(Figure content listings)
- - -
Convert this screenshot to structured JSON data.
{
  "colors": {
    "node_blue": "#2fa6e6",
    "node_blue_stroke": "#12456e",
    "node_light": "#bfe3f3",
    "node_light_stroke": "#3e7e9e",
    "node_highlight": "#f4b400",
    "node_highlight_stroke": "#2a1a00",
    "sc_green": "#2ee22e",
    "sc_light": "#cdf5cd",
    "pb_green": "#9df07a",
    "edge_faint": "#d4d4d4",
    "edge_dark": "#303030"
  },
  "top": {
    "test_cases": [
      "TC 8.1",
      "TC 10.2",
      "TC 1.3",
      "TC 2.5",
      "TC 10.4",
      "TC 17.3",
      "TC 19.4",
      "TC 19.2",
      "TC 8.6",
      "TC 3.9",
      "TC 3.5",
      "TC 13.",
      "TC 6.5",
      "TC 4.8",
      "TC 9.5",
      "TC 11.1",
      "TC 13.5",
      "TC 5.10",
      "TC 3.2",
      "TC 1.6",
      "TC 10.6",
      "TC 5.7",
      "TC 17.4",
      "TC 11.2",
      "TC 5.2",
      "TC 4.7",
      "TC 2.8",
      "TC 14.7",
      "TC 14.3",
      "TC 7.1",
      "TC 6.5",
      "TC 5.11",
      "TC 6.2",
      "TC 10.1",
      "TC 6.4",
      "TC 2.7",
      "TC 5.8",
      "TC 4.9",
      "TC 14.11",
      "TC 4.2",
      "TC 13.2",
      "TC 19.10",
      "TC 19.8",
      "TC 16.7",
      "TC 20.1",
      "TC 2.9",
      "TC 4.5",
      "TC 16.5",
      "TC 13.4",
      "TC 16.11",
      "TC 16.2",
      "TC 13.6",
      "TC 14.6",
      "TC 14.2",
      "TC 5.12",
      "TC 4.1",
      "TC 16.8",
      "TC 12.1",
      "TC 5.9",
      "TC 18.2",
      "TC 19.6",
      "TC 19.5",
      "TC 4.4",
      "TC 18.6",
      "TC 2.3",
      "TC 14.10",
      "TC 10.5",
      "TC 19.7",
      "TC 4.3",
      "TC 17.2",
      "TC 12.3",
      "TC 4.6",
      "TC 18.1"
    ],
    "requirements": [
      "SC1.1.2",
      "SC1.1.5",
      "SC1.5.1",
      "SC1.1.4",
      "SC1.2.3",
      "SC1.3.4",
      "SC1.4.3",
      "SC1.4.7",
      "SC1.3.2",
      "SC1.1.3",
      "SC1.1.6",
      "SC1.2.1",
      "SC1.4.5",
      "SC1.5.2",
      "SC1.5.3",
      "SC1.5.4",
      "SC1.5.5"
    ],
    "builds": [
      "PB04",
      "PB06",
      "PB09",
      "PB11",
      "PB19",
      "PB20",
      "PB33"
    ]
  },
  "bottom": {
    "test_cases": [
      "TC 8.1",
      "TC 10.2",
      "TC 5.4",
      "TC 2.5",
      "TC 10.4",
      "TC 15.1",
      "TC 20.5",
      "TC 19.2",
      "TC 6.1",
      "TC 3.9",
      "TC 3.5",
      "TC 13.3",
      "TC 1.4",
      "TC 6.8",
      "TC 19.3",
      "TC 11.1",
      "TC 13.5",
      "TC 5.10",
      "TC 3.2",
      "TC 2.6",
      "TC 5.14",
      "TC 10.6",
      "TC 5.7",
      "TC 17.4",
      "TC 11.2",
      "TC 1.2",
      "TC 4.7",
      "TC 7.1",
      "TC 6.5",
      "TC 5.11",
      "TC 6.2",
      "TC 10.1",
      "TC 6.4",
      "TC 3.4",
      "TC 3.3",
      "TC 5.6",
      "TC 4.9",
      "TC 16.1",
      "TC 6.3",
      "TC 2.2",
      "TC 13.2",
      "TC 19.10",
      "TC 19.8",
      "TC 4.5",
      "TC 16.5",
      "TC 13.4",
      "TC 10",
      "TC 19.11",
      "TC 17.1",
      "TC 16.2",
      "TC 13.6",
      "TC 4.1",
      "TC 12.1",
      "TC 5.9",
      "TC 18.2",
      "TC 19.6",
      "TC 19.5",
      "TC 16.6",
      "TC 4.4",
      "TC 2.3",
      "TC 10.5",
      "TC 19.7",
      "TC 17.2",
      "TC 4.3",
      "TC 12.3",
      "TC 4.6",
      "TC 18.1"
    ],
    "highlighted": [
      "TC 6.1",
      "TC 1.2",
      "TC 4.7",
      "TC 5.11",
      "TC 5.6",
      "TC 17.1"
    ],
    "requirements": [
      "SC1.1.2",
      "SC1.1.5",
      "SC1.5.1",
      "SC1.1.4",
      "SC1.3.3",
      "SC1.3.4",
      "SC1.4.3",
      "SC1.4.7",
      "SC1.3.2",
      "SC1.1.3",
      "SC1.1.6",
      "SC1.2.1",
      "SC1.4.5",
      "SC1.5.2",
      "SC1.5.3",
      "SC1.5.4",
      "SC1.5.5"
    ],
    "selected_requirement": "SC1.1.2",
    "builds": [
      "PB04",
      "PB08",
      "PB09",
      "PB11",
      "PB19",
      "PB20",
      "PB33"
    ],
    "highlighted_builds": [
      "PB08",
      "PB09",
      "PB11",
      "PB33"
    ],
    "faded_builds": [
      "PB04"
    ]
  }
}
- - -
> [What the task requires]
Faithfully reproduce all of the records, character for character.

> [Final answer]
Convert this screenshot to structured JSON data.
{
  "colors": {
    "node_blue": "#2fa6e6",
    "node_blue_stroke": "#12456e",
    "node_light": "#bfe3f3",
    "node_light_stroke": "#3e7e9e",
    "node_highlight": "#f4b400",
    "node_highlight_stroke": "#2a1a00",
    "sc_green": "#2ee22e",
    "sc_light": "#cdf5cd",
    "pb_green": "#9df07a",
    "edge_faint": "#d4d4d4",
    "edge_dark": "#303030"
  },
  "top": {
    "test_cases": [
      "TC 8.1",
      "TC 10.2",
      "TC 1.3",
      "TC 2.5",
      "TC 10.4",
      "TC 17.3",
      "TC 19.4",
      "TC 19.2",
      "TC 8.6",
      "TC 3.9",
      "TC 3.5",
      "TC 13.",
      "TC 6.5",
      "TC 4.8",
      "TC 9.5",
      "TC 11.1",
      "TC 13.5",
      "TC 5.10",
      "TC 3.2",
      "TC 1.6",
      "TC 10.6",
      "TC 5.7",
      "TC 17.4",
      "TC 11.2",
      "TC 5.2",
      "TC 4.7",
      "TC 2.8",
      "TC 14.7",
      "TC 14.3",
      "TC 7.1",
      "TC 6.5",
      "TC 5.11",
      "TC 6.2",
      "TC 10.1",
      "TC 6.4",
      "TC 2.7",
      "TC 5.8",
      "TC 4.9",
      "TC 14.11",
      "TC 4.2",
      "TC 13.2",
      "TC 19.10",
      "TC 19.8",
      "TC 16.7",
      "TC 20.1",
      "TC 2.9",
      "TC 4.5",
      "TC 16.5",
      "TC 13.4",
      "TC 16.11",
      "TC 16.2",
      "TC 13.6",
      "TC 14.6",
      "TC 14.2",
      "TC 5.12",
      "TC 4.1",
      "TC 16.8",
      "TC 12.1",
      "TC 5.9",
      "TC 18.2",
      "TC 19.6",
      "TC 19.5",
      "TC 4.4",
      "TC 18.6",
      "TC 2.3",
      "TC 14.10",
      "TC 10.5",
      "TC 19.7",
      "TC 4.3",
      "TC 17.2",
      "TC 12.3",
      "TC 4.6",
      "TC 18.1"
    ],
    "requirements": [
      "SC1.1.2",
      "SC1.1.5",
      "SC1.5.1",
      "SC1.1.4",
      "SC1.2.3",
      "SC1.3.4",
      "SC1.4.3",
      "SC1.4.7",
      "SC1.3.2",
      "SC1.1.3",
      "SC1.1.6",
      "SC1.2.1",
      "SC1.4.5",
      "SC1.5.2",
      "SC1.5.3",
      "SC1.5.4",
      "SC1.5.5"
    ],
    "builds": [
      "PB04",
      "PB06",
      "PB09",
      "PB11",
      "PB19",
      "PB20",
      "PB33"
    ]
  },
  "bottom": {
    "test_cases": [
      "TC 8.1",
      "TC 10.2",
      "TC 5.4",
      "TC 2.5",
      "TC 10.4",
      "TC 15.1",
      "TC 20.5",
      "TC 19.2",
      "TC 6.1",
      "TC 3.9",
      "TC 3.5",
      "TC 13.3",
      "TC 1.4",
      "TC 6.8",
      "TC 19.3",
      "TC 11.1",
      "TC 13.5",
      "TC 5.10",
      "TC 3.2",
      "TC 2.6",
      "TC 5.14",
      "TC 10.6",
      "TC 5.7",
      "TC 17.4",
      "TC 11.2",
      "TC 1.2",
      "TC 4.7",
      "TC 7.1",
      "TC 6.5",
      "TC 5.11",
      "TC 6.2",
      "TC 10.1",
      "TC 6.4",
      "TC 3.4",
      "TC 3.3",
      "TC 5.6",
      "TC 4.9",
      "TC 16.1",
      "TC 6.3",
      "TC 2.2",
      "TC 13.2",
      "TC 19.10",
      "TC 19.8",
      "TC 4.5",
      "TC 16.5",
      "TC 13.4",
      "TC 10",
      "TC 19.11",
      "TC 17.1",
      "TC 16.2",
      "TC 13.6",
      "TC 4.1",
      "TC 12.1",
      "TC 5.9",
      "TC 18.2",
      "TC 19.6",
      "TC 19.5",
      "TC 16.6",
      "TC 4.4",
      "TC 2.3",
      "TC 10.5",
      "TC 19.7",
      "TC 17.2",
      "TC 4.3",
      "TC 12.3",
      "TC 4.6",
      "TC 18.1"
    ],
    "highlighted": [
      "TC 6.1",
      "TC 1.2",
      "TC 4.7",
      "TC 5.11",
      "TC 5.6",
      "TC 17.1"
    ],
    "requirements": [
      "SC1.1.2",
      "SC1.1.5",
      "SC1.5.1",
      "SC1.1.4",
      "SC1.3.3",
      "SC1.3.4",
      "SC1.4.3",
      "SC1.4.7",
      "SC1.3.2",
      "SC1.1.3",
      "SC1.1.6",
      "SC1.2.1",
      "SC1.4.5",
      "SC1.5.2",
      "SC1.5.3",
      "SC1.5.4",
      "SC1.5.5"
    ],
    "selected_requirement": "SC1.1.2",
    "builds": [
      "PB04",
      "PB08",
      "PB09",
      "PB11",
      "PB19",
      "PB20",
      "PB33"
    ],
    "highlighted_builds": [
      "PB08",
      "PB09",
      "PB11",
      "PB33"
    ],
    "faded_builds": [
      "PB04"
    ]
  }
}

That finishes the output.